• What the exercise asks
Give everything from the start of the entries down to and including the line that contains "college-name-block bbox=[583, 66, 793, 96]" as a numbered list. Leave out any blank lines.

════════════════

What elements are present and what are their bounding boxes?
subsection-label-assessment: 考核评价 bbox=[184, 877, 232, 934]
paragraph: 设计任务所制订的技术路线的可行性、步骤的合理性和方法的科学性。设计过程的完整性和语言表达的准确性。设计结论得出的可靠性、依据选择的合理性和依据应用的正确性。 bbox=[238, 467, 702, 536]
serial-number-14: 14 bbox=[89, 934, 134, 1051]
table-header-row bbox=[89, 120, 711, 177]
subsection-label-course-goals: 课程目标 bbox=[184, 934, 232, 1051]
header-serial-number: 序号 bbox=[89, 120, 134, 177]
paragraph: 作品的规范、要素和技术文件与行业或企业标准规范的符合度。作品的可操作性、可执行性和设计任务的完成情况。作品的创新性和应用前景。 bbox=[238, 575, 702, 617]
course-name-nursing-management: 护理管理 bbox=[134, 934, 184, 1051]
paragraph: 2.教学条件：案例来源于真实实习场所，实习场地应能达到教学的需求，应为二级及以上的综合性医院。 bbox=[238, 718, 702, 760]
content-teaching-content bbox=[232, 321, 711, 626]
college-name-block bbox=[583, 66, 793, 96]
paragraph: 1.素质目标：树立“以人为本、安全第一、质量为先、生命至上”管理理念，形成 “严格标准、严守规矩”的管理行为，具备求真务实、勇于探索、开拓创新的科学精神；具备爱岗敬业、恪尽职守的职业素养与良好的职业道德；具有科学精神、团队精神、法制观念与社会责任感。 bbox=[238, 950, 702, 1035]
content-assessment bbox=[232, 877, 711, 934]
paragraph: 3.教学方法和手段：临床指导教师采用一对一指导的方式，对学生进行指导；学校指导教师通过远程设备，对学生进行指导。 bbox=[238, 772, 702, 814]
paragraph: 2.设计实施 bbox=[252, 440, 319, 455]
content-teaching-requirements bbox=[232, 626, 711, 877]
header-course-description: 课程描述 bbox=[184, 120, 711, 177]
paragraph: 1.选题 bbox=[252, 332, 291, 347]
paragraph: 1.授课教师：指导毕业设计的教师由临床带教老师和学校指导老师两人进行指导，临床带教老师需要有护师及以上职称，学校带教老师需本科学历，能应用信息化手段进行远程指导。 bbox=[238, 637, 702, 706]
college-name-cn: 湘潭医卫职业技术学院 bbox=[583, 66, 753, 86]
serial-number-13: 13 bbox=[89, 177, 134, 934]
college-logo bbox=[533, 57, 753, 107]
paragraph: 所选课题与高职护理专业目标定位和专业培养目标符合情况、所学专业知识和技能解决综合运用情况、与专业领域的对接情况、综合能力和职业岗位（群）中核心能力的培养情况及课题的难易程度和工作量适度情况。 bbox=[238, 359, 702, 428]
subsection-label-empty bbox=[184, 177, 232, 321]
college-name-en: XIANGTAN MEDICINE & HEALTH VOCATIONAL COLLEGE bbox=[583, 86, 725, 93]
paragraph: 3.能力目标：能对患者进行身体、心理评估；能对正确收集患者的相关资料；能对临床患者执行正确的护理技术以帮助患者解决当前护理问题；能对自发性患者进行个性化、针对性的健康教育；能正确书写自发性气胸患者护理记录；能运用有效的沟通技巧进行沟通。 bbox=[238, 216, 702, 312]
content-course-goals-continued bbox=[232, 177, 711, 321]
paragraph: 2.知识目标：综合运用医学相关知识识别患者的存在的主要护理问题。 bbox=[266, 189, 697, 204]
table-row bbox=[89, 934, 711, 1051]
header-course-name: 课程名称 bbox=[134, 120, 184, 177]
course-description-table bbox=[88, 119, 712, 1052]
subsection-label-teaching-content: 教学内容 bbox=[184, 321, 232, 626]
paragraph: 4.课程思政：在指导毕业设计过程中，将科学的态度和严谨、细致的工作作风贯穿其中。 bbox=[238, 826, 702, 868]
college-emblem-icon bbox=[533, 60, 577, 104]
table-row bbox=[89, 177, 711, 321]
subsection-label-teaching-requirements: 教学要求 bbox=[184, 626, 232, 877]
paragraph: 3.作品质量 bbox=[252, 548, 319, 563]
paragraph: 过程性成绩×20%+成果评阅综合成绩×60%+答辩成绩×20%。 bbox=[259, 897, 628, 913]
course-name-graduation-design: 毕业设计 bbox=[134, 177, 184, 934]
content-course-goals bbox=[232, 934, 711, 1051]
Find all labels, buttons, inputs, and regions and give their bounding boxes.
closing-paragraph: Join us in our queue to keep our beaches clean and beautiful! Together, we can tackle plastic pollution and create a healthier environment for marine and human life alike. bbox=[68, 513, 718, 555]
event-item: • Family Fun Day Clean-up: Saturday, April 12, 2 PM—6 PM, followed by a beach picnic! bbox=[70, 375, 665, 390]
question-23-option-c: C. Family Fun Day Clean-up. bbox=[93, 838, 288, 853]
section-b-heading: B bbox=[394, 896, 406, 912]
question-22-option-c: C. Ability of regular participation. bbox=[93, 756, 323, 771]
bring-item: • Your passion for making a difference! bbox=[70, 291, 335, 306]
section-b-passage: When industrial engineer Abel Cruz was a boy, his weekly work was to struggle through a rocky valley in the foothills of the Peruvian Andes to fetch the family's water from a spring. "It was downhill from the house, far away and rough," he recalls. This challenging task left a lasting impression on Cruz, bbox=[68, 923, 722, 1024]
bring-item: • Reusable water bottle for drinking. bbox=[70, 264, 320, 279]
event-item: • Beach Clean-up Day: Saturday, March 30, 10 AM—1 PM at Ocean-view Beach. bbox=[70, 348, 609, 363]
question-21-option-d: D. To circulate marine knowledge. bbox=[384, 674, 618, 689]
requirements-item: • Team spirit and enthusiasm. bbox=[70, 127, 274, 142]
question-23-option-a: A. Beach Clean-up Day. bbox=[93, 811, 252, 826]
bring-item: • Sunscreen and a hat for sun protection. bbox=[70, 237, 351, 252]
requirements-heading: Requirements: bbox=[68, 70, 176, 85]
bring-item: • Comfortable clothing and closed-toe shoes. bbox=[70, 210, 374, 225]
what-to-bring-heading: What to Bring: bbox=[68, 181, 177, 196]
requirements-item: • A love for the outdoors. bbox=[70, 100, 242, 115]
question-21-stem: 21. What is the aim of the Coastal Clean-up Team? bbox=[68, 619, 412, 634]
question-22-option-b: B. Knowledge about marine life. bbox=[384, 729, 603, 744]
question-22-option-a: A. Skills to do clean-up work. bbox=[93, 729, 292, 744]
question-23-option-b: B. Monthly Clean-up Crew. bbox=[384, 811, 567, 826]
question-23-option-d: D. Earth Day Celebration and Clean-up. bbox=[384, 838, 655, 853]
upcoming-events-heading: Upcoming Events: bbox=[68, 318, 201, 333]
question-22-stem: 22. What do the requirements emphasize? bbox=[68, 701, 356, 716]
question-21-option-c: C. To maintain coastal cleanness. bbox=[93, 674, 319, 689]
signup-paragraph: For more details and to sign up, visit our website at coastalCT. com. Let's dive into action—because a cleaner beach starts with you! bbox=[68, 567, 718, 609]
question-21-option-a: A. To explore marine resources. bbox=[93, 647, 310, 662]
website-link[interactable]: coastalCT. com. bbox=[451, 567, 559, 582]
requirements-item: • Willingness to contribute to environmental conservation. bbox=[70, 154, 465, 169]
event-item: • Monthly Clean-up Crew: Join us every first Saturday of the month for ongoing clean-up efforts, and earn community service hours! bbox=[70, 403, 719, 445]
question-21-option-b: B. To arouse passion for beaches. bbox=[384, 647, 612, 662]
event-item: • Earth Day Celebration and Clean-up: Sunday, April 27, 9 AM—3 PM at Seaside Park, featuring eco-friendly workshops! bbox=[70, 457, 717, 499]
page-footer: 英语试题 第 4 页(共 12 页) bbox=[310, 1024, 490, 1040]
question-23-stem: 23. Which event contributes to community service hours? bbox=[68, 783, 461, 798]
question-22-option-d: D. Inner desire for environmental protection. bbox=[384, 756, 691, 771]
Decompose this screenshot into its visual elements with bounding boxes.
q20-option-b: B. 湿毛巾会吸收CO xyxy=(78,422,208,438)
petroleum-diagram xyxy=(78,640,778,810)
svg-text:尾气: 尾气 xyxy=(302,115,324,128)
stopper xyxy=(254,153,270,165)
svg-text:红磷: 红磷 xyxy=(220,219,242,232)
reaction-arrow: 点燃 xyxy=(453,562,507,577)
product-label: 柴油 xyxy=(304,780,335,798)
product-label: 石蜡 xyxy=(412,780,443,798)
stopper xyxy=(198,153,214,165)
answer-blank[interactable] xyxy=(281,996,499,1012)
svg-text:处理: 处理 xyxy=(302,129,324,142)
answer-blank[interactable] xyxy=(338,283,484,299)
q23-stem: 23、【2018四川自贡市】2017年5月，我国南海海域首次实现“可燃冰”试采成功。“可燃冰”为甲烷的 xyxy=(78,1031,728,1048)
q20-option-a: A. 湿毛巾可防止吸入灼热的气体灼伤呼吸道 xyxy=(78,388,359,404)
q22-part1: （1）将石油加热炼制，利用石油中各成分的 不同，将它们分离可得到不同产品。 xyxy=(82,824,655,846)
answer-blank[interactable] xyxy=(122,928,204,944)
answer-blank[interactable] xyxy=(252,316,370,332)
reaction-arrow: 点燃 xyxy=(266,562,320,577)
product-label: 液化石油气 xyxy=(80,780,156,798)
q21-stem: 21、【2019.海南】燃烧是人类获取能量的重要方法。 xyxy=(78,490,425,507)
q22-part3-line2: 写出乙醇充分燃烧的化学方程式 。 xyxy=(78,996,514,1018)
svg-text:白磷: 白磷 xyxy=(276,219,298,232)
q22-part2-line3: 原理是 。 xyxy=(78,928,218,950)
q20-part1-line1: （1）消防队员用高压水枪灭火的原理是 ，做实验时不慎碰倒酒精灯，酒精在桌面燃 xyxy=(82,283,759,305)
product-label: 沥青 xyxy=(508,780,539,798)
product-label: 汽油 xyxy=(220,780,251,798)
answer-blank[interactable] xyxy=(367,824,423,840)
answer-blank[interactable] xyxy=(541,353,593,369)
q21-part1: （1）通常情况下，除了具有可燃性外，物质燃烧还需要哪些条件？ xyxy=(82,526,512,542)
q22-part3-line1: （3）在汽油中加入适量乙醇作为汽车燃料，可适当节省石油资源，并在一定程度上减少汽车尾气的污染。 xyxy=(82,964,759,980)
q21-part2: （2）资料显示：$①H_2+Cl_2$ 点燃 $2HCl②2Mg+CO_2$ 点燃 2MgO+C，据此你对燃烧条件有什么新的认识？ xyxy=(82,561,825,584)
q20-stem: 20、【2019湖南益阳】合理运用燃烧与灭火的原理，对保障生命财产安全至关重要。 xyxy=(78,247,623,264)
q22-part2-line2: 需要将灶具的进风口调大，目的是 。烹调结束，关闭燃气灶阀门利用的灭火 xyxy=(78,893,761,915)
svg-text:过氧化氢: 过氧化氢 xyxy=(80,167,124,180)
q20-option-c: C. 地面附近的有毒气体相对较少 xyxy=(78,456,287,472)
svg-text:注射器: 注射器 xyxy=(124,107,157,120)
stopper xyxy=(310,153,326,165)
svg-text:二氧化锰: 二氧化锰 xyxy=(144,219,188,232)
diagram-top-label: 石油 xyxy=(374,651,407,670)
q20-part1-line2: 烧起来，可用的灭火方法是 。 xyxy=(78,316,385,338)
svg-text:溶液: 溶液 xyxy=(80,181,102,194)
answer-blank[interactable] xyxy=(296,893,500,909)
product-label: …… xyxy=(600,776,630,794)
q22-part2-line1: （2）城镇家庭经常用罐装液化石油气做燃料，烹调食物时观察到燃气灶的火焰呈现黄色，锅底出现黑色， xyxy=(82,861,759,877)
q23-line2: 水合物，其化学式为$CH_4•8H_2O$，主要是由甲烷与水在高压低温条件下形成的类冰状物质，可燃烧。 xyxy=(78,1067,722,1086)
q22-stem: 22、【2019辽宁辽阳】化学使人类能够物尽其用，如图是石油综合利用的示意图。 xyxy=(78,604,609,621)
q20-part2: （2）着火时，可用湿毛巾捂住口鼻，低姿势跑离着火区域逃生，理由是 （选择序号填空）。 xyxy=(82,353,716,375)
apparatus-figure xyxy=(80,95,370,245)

════════════════

• Final result
1. What elements are present and what are their bounding boxes?
2. subsection-label-assessment: 考核评价 bbox=[184, 877, 232, 934]
3. paragraph: 设计任务所制订的技术路线的可行性、步骤的合理性和方法的科学性。设计过程的完整性和语言表达的准确性。设计结论得出的可靠性、依据选择的合理性和依据应用的正确性。 bbox=[238, 467, 702, 536]
4. serial-number-14: 14 bbox=[89, 934, 134, 1051]
5. table-header-row bbox=[89, 120, 711, 177]
6. subsection-label-course-goals: 课程目标 bbox=[184, 934, 232, 1051]
7. header-serial-number: 序号 bbox=[89, 120, 134, 177]
8. paragraph: 作品的规范、要素和技术文件与行业或企业标准规范的符合度。作品的可操作性、可执行性和设计任务的完成情况。作品的创新性和应用前景。 bbox=[238, 575, 702, 617]
9. course-name-nursing-management: 护理管理 bbox=[134, 934, 184, 1051]
10. paragraph: 2.教学条件：案例来源于真实实习场所，实习场地应能达到教学的需求，应为二级及以上的综合性医院。 bbox=[238, 718, 702, 760]
11. content-teaching-content bbox=[232, 321, 711, 626]
12. college-name-block bbox=[583, 66, 793, 96]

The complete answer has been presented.